Work instructions: Write out all of the data exactly as it appears.

[START Items]

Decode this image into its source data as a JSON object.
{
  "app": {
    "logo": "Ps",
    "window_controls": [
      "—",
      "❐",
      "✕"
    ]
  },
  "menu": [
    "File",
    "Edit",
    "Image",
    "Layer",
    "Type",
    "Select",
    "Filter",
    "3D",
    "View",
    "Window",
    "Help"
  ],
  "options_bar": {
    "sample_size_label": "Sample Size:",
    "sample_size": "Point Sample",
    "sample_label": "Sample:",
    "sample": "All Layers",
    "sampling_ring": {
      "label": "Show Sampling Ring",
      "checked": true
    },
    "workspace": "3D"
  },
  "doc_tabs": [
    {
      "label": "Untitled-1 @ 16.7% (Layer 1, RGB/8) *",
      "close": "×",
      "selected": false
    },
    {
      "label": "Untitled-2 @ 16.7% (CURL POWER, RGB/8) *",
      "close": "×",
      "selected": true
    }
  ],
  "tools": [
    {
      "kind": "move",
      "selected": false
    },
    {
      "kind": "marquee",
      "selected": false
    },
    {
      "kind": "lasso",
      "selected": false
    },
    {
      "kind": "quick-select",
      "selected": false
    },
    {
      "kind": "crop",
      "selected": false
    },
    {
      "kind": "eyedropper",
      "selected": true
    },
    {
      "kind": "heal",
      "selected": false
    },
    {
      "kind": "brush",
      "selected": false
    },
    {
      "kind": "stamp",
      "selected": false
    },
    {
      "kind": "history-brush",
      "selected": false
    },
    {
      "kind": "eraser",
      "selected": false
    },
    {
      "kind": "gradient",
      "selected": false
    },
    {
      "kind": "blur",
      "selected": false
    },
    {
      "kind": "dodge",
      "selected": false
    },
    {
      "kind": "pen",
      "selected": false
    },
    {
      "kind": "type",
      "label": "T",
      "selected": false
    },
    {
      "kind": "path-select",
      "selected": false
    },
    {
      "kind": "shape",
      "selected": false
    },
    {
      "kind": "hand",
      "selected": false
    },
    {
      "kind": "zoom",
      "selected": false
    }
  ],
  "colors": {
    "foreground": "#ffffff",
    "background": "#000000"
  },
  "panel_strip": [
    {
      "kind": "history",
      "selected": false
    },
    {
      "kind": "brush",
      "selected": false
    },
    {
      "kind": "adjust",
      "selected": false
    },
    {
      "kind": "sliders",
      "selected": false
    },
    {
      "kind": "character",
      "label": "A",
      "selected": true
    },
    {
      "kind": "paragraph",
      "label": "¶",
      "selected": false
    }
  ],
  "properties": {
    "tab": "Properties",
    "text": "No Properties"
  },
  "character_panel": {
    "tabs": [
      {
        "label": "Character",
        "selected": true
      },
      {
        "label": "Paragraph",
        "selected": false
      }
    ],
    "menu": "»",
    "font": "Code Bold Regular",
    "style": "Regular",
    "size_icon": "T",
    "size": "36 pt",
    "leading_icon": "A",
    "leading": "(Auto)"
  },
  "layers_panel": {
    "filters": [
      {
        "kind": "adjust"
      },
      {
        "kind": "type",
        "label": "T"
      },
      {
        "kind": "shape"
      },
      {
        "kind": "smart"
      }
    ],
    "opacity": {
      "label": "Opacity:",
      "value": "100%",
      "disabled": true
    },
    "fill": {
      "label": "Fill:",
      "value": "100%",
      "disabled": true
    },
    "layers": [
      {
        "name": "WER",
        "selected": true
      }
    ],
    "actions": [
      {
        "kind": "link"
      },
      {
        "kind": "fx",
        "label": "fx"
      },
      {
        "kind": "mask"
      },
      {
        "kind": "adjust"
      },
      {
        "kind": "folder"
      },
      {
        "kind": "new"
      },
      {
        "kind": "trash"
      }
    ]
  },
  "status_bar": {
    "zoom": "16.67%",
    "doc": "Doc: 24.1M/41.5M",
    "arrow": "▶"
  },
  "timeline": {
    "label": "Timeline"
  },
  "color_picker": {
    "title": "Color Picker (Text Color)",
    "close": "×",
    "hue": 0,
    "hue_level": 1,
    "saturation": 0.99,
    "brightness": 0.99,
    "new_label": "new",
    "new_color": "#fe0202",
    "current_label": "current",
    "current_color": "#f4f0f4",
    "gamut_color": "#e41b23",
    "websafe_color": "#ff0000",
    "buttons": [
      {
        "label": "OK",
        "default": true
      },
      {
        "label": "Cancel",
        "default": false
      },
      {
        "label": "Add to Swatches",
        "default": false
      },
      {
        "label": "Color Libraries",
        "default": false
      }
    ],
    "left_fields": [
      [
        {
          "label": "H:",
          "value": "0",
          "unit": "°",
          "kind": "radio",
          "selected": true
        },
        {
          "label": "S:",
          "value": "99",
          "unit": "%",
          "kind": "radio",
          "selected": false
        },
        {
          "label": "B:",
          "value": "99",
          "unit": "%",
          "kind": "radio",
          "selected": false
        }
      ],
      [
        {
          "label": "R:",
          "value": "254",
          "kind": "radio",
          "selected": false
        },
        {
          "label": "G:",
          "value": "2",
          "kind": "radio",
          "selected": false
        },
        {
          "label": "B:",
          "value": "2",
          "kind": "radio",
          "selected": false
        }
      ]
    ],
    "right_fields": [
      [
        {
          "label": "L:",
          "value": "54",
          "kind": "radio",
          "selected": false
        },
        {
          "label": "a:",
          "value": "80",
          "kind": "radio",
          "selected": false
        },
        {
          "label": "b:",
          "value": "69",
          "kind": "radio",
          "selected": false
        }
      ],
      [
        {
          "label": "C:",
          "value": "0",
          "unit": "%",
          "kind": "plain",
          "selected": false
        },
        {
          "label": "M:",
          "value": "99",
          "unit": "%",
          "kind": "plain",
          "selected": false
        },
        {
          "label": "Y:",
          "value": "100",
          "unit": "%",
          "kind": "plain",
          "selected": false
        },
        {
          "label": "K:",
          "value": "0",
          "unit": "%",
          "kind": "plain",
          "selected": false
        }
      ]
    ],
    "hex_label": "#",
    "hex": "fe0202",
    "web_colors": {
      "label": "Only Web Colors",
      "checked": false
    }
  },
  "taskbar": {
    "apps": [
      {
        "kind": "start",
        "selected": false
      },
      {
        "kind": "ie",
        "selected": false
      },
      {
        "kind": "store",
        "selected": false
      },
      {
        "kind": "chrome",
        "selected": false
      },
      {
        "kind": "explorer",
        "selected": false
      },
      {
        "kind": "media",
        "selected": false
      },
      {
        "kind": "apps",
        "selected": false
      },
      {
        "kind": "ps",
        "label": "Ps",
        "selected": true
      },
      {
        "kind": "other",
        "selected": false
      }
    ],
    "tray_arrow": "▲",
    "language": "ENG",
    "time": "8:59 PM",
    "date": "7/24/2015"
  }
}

[END Items]

Task solution:
Decode this image into its source data as a JSON object.
{
  "app": {
    "logo": "Ps",
    "window_controls": [
      "—",
      "❐",
      "✕"
    ]
  },
  "menu": [
    "File",
    "Edit",
    "Image",
    "Layer",
    "Type",
    "Select",
    "Filter",
    "3D",
    "View",
    "Window",
    "Help"
  ],
  "options_bar": {
    "sample_size_label": "Sample Size:",
    "sample_size": "Point Sample",
    "sample_label": "Sample:",
    "sample": "All Layers",
    "sampling_ring": {
      "label": "Show Sampling Ring",
      "checked": true
    },
    "workspace": "3D"
  },
  "doc_tabs": [
    {
      "label": "Untitled-1 @ 16.7% (Layer 1, RGB/8) *",
      "close": "×",
      "selected": false
    },
    {
      "label": "Untitled-2 @ 16.7% (CURL POWER, RGB/8) *",
      "close": "×",
      "selected": true
    }
  ],
  "tools": [
    {
      "kind": "move",
      "selected": false
    },
    {
      "kind": "marquee",
      "selected": false
    },
    {
      "kind": "lasso",
      "selected": false
    },
    {
      "kind": "quick-select",
      "selected": false
    },
    {
      "kind": "crop",
      "selected": false
    },
    {
      "kind": "eyedropper",
      "selected": true
    },
    {
      "kind": "heal",
      "selected": false
    },
    {
      "kind": "brush",
      "selected": false
    },
    {
      "kind": "stamp",
      "selected": false
    },
    {
      "kind": "history-brush",
      "selected": false
    },
    {
      "kind": "eraser",
      "selected": false
    },
    {
      "kind": "gradient",
      "selected": false
    },
    {
      "kind": "blur",
      "selected": false
    },
    {
      "kind": "dodge",
      "selected": false
    },
    {
      "kind": "pen",
      "selected": false
    },
    {
      "kind": "type",
      "label": "T",
      "selected": false
    },
    {
      "kind": "path-select",
      "selected": false
    },
    {
      "kind": "shape",
      "selected": false
    },
    {
      "kind": "hand",
      "selected": false
    },
    {
      "kind": "zoom",
      "selected": false
    }
  ],
  "colors": {
    "foreground": "#ffffff",
    "background": "#000000"
  },
  "panel_strip": [
    {
      "kind": "history",
      "selected": false
    },
    {
      "kind": "brush",
      "selected": false
    },
    {
      "kind": "adjust",
      "selected": false
    },
    {
      "kind": "sliders",
      "selected": false
    },
    {
      "kind": "character",
      "label": "A",
      "selected": true
    },
    {
      "kind": "paragraph",
      "label": "¶",
      "selected": false
    }
  ],
  "properties": {
    "tab": "Properties",
    "text": "No Properties"
  },
  "character_panel": {
    "tabs": [
      {
        "label": "Character",
        "selected": true
      },
      {
        "label": "Paragraph",
        "selected": false
      }
    ],
    "menu": "»",
    "font": "Code Bold Regular",
    "style": "Regular",
    "size_icon": "T",
    "size": "36 pt",
    "leading_icon": "A",
    "leading": "(Auto)"
  },
  "layers_panel": {
    "filters": [
      {
        "kind": "adjust"
      },
      {
        "kind": "type",
        "label": "T"
      },
      {
        "kind": "shape"
      },
      {
        "kind": "smart"
      }
    ],
    "opacity": {
      "label": "Opacity:",
      "value": "100%",
      "disabled": true
    },
    "fill": {
      "label": "Fill:",
      "value": "100%",
      "disabled": true
    },
    "layers": [
      {
        "name": "WER",
        "selected": true
      }
    ],
    "actions": [
      {
        "kind": "link"
      },
      {
        "kind": "fx",
        "label": "fx"
      },
      {
        "kind": "mask"
      },
      {
        "kind": "adjust"
      },
      {
        "kind": "folder"
      },
      {
        "kind": "new"
      },
      {
        "kind": "trash"
      }
    ]
  },
  "status_bar": {
    "zoom": "16.67%",
    "doc": "Doc: 24.1M/41.5M",
    "arrow": "▶"
  },
  "timeline": {
    "label": "Timeline"
  },
  "color_picker": {
    "title": "Color Picker (Text Color)",
    "close": "×",
    "hue": 0,
    "hue_level": 1,
    "saturation": 0.99,
    "brightness": 0.99,
    "new_label": "new",
    "new_color": "#fe0202",
    "current_label": "current",
    "current_color": "#f4f0f4",
    "gamut_color": "#e41b23",
    "websafe_color": "#ff0000",
    "buttons": [
      {
        "label": "OK",
        "default": true
      },
      {
        "label": "Cancel",
        "default": false
      },
      {
        "label": "Add to Swatches",
        "default": false
      },
      {
        "label": "Color Libraries",
        "default": false
      }
    ],
    "left_fields": [
      [
        {
          "label": "H:",
          "value": "0",
          "unit": "°",
          "kind": "radio",
          "selected": true
        },
        {
          "label": "S:",
          "value": "99",
          "unit": "%",
          "kind": "radio",
          "selected": false
        },
        {
          "label": "B:",
          "value": "99",
          "unit": "%",
          "kind": "radio",
          "selected": false
        }
      ],
      [
        {
          "label": "R:",
          "value": "254",
          "kind": "radio",
          "selected": false
        },
        {
          "label": "G:",
          "value": "2",
          "kind": "radio",
          "selected": false
        },
        {
          "label": "B:",
          "value": "2",
          "kind": "radio",
          "selected": false
        }
      ]
    ],
    "right_fields": [
      [
        {
          "label": "L:",
          "value": "54",
          "kind": "radio",
          "selected": false
        },
        {
          "label": "a:",
          "value": "80",
          "kind": "radio",
          "selected": false
        },
        {
          "label": "b:",
          "value": "69",
          "kind": "radio",
          "selected": false
        }
      ],
      [
        {
          "label": "C:",
          "value": "0",
          "unit": "%",
          "kind": "plain",
          "selected": false
        },
        {
          "label": "M:",
          "value": "99",
          "unit": "%",
          "kind": "plain",
          "selected": false
        },
        {
          "label": "Y:",
          "value": "100",
          "unit": "%",
          "kind": "plain",
          "selected": false
        },
        {
          "label": "K:",
          "value": "0",
          "unit": "%",
          "kind": "plain",
          "selected": false
        }
      ]
    ],
    "hex_label": "#",
    "hex": "fe0202",
    "web_colors": {
      "label": "Only Web Colors",
      "checked": false
    }
  },
  "taskbar": {
    "apps": [
      {
        "kind": "start",
        "selected": false
      },
      {
        "kind": "ie",
        "selected": false
      },
      {
        "kind": "store",
        "selected": false
      },
      {
        "kind": "chrome",
        "selected": false
      },
      {
        "kind": "explorer",
        "selected": false
      },
      {
        "kind": "media",
        "selected": false
      },
      {
        "kind": "apps",
        "selected": false
      },
      {
        "kind": "ps",
        "label": "Ps",
        "selected": true
      },
      {
        "kind": "other",
        "selected": false
      }
    ],
    "tray_arrow": "▲",
    "language": "ENG",
    "time": "8:59 PM",
    "date": "7/24/2015"
  }
}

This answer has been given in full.